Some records
>> begin

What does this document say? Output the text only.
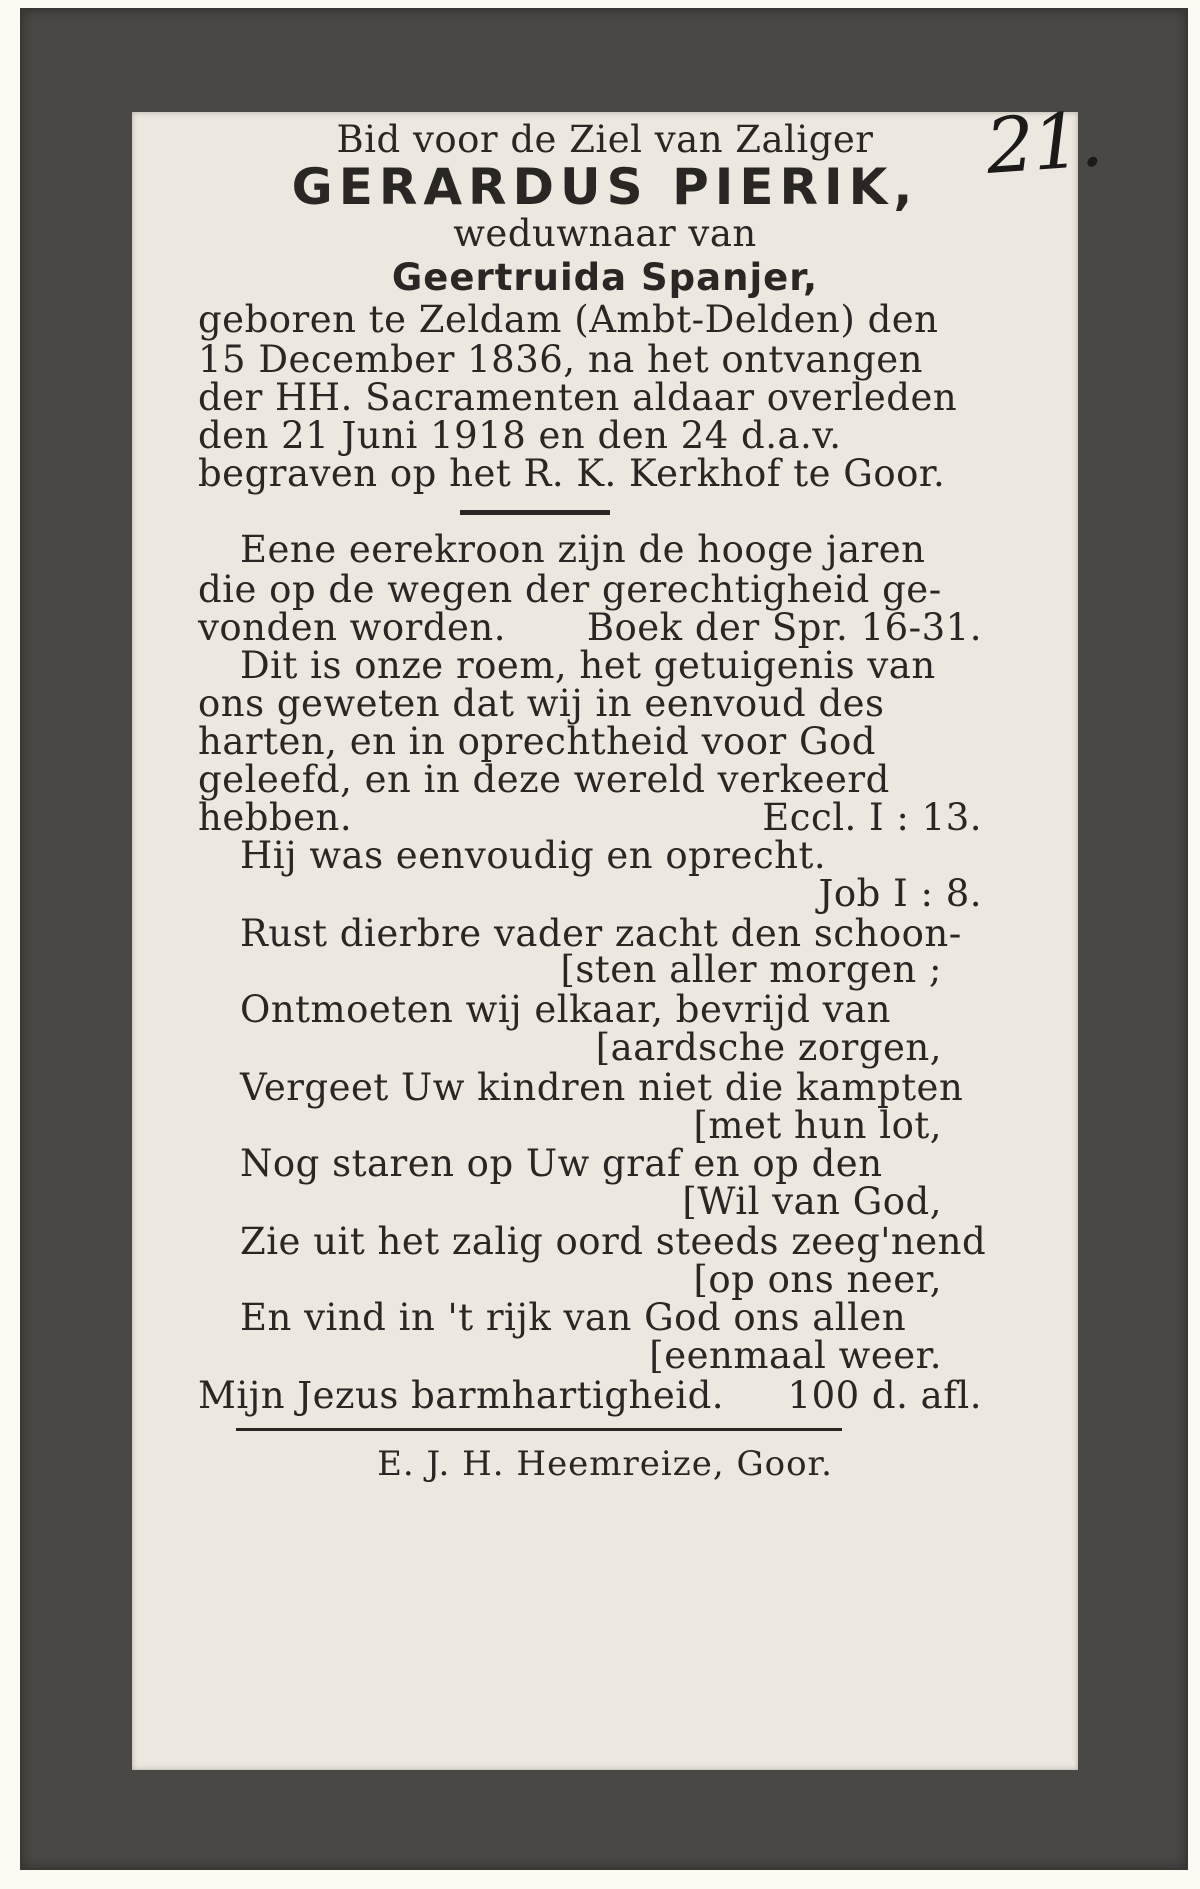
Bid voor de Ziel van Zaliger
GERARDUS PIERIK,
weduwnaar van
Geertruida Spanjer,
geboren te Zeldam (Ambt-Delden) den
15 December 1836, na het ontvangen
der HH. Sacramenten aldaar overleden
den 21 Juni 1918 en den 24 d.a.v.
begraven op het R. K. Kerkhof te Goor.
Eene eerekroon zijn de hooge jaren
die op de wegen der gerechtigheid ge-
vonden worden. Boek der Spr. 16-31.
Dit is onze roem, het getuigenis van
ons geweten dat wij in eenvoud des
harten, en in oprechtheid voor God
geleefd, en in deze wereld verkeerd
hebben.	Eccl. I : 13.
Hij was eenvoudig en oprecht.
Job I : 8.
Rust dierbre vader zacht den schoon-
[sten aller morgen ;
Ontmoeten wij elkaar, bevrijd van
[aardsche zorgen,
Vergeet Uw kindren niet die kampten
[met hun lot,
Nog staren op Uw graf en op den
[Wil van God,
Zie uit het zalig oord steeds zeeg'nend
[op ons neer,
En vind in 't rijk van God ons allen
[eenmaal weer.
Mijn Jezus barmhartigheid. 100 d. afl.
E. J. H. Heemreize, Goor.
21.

>> end

* _Task prompt_: Apart from the pictures, the entries above are to be repeated in full and exactly.

* _Final answer_:
What does this document say? Output the text only.
Bid voor de Ziel van Zaliger
GERARDUS PIERIK,
weduwnaar van
Geertruida Spanjer,
geboren te Zeldam (Ambt-Delden) den
15 December 1836, na het ontvangen
der HH. Sacramenten aldaar overleden
den 21 Juni 1918 en den 24 d.a.v.
begraven op het R. K. Kerkhof te Goor.
Eene eerekroon zijn de hooge jaren
die op de wegen der gerechtigheid ge-
vonden worden. Boek der Spr. 16-31.
Dit is onze roem, het getuigenis van
ons geweten dat wij in eenvoud des
harten, en in oprechtheid voor God
geleefd, en in deze wereld verkeerd
hebben.	Eccl. I : 13.
Hij was eenvoudig en oprecht.
Job I : 8.
Rust dierbre vader zacht den schoon-
[sten aller morgen ;
Ontmoeten wij elkaar, bevrijd van
[aardsche zorgen,
Vergeet Uw kindren niet die kampten
[met hun lot,
Nog staren op Uw graf en op den
[Wil van God,
Zie uit het zalig oord steeds zeeg'nend
[op ons neer,
En vind in 't rijk van God ons allen
[eenmaal weer.
Mijn Jezus barmhartigheid. 100 d. afl.
E. J. H. Heemreize, Goor.
21.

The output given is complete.